* [What you are asked to do]
Gather each line of the entries below that includes "title".

* [Figure record listings]
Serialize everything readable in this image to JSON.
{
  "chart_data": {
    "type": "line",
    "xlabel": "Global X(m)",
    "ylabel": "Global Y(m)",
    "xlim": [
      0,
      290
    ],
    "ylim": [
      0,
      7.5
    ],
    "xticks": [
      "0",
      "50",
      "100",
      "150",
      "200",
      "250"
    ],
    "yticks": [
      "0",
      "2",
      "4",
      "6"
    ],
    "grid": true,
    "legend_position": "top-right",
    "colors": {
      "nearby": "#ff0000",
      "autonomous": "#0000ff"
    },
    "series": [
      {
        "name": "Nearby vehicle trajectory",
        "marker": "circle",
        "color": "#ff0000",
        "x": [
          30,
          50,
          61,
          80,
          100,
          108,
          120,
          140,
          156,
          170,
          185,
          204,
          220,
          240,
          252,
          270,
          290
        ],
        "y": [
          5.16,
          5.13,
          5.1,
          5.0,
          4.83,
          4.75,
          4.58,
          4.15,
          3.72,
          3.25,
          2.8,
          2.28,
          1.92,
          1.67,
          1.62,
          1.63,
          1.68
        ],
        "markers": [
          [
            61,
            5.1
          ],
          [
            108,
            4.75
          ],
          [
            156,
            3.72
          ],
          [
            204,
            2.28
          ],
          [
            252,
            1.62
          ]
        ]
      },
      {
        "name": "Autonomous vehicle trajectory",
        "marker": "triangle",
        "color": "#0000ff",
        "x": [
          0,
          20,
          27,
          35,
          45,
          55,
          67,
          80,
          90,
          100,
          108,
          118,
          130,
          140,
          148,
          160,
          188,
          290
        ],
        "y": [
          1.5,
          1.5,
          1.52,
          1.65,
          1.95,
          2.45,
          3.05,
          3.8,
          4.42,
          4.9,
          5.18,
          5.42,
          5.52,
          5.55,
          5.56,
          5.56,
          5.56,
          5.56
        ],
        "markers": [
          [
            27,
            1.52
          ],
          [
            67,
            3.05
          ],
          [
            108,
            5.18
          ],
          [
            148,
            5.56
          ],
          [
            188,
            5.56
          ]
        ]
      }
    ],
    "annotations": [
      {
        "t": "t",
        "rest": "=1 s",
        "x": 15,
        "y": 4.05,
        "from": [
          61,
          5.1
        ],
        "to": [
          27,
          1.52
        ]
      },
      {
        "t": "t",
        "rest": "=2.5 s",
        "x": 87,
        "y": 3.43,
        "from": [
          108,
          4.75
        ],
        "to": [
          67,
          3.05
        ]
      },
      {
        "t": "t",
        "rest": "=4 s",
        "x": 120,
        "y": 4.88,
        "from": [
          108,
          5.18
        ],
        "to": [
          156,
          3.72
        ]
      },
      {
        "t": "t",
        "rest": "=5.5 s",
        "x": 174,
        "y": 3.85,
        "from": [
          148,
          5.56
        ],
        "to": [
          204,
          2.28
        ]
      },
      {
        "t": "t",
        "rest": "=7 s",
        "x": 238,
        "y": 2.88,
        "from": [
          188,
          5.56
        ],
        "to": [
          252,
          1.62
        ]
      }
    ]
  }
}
==
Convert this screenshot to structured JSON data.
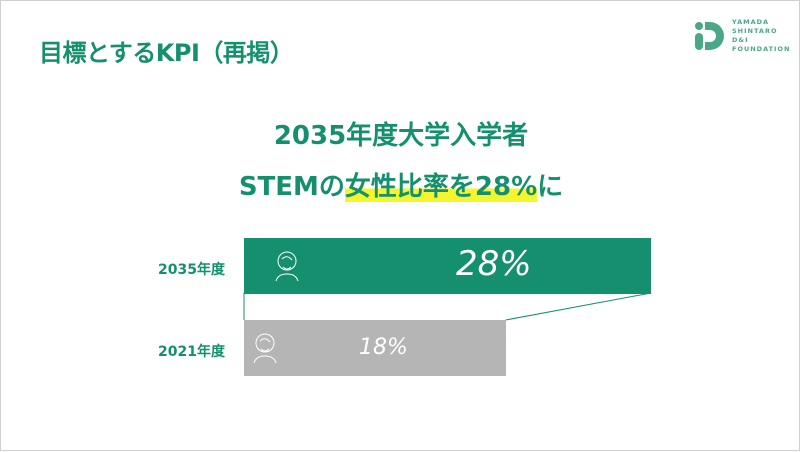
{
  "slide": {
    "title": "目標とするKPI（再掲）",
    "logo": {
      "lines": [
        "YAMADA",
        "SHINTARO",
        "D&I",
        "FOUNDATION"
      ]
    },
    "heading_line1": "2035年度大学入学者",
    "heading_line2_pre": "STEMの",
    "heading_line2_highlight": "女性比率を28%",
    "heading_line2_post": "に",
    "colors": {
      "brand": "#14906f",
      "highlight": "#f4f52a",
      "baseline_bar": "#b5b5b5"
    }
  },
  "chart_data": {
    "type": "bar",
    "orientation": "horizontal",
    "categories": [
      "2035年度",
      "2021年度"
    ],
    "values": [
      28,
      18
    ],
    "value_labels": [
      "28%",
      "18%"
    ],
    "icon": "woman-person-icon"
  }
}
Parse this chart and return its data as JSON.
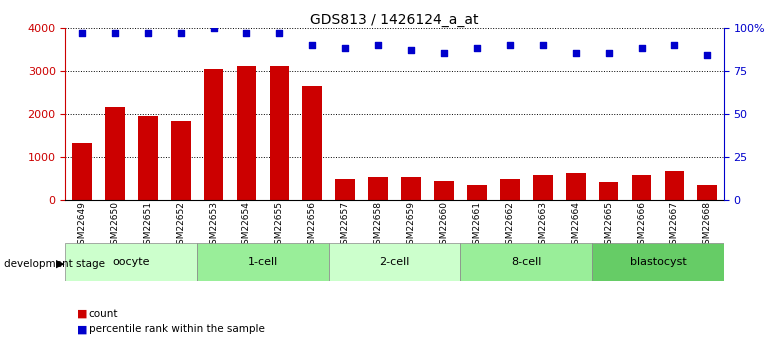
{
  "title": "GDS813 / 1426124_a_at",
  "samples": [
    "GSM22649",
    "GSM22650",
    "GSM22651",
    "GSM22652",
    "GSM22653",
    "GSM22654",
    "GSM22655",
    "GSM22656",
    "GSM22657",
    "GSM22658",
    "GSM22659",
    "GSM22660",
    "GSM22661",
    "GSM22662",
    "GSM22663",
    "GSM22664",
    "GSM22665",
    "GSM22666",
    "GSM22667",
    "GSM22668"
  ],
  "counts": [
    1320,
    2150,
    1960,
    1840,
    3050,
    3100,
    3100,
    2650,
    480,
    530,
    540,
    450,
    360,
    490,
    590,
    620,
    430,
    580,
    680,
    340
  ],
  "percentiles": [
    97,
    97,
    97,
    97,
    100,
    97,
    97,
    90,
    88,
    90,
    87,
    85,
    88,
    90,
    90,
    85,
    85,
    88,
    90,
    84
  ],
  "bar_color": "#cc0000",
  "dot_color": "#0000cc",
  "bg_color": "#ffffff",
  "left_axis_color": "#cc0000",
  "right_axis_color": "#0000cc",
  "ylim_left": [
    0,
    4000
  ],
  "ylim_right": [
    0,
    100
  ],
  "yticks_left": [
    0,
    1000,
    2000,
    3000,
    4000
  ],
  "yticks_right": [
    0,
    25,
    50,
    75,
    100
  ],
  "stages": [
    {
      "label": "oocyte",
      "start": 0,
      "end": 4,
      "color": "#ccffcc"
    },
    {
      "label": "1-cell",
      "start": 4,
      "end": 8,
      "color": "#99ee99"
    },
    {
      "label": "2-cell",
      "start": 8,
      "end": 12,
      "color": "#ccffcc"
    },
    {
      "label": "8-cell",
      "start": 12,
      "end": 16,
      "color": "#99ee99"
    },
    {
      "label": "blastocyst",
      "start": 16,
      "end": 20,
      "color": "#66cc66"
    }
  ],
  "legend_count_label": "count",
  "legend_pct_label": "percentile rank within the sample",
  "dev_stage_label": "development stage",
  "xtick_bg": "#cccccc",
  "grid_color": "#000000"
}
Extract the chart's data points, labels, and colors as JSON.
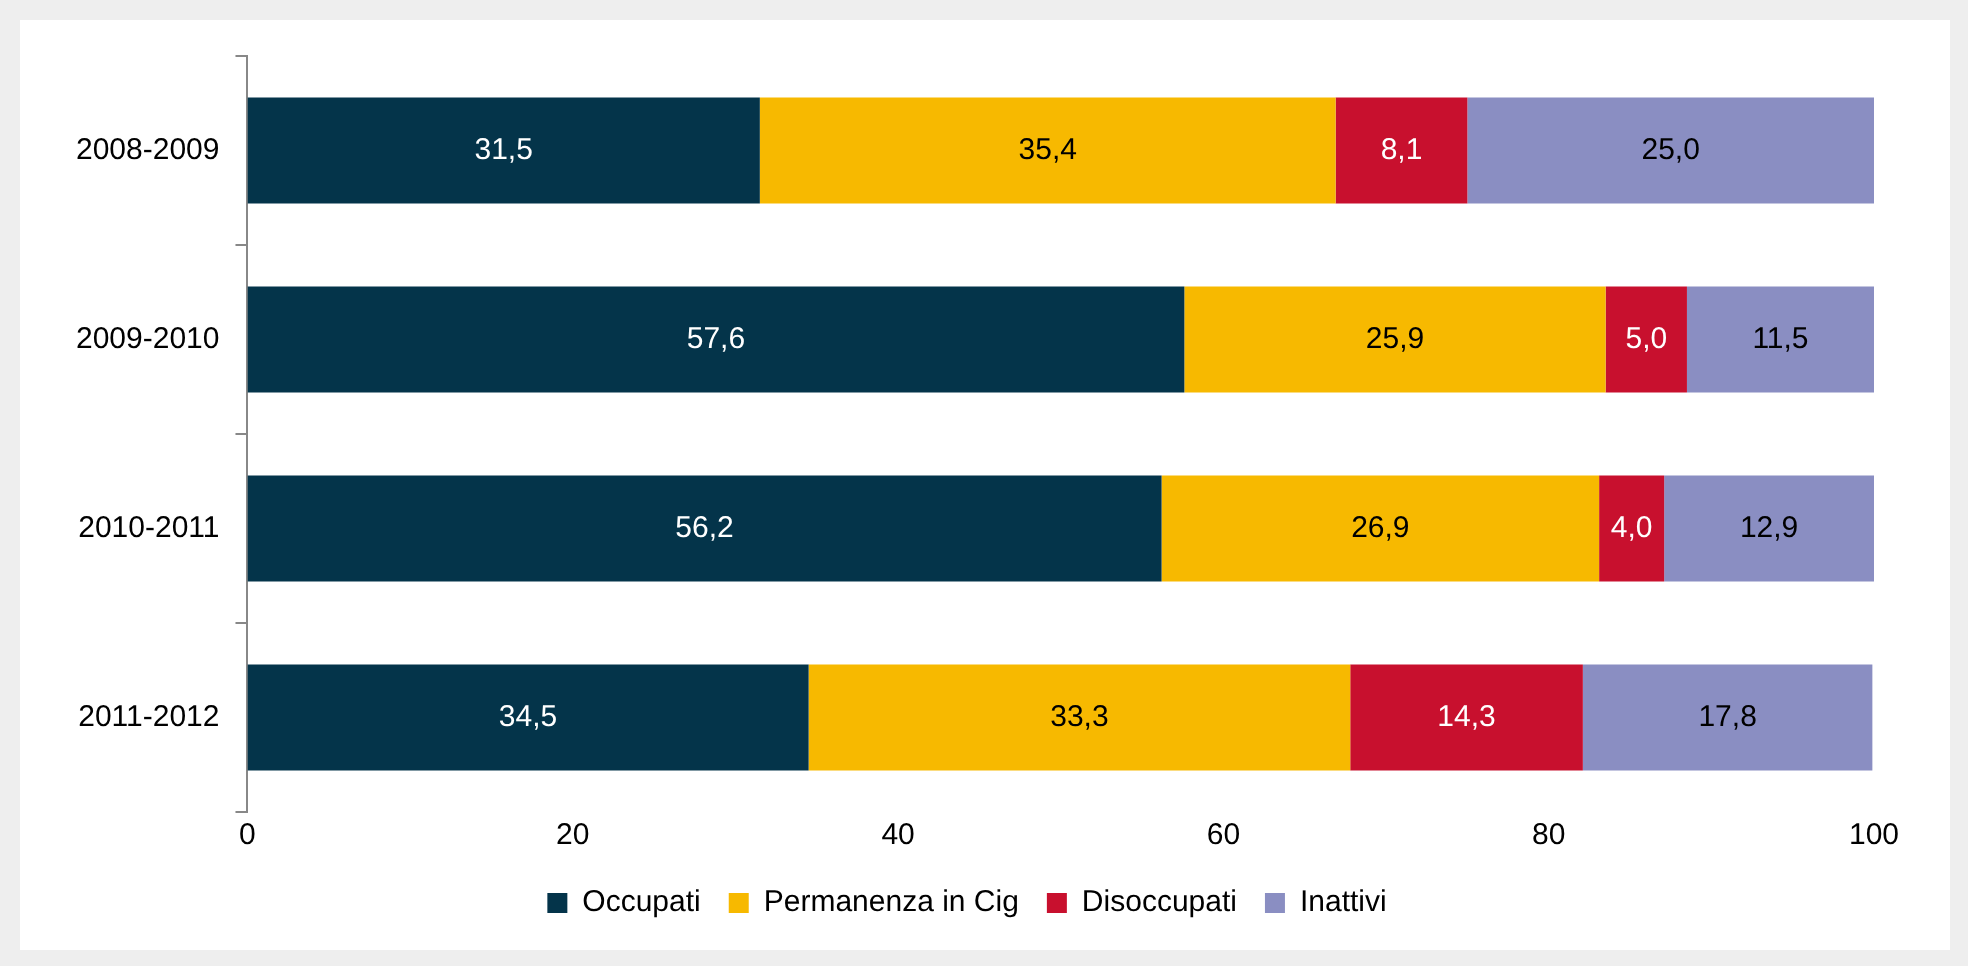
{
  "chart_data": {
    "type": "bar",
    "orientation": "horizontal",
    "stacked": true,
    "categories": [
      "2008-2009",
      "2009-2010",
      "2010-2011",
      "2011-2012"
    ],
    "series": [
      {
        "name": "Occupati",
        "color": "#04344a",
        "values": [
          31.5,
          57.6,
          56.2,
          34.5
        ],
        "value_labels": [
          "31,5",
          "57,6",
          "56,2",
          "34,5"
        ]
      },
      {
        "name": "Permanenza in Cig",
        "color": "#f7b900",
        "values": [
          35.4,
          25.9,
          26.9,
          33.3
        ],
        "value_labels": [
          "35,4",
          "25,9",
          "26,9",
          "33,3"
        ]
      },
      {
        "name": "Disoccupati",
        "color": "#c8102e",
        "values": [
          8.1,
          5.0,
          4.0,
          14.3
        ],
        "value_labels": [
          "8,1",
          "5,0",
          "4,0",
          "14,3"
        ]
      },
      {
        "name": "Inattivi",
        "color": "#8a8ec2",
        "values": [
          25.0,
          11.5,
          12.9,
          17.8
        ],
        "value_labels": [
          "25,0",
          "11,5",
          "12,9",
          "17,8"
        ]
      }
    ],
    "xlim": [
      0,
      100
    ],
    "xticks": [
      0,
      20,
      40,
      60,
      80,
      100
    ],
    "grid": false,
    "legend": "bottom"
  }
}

* [Finished answer]
    "title": "目標とするKPI（再掲）",
  "title": "GDS813 / 1426124_a_at",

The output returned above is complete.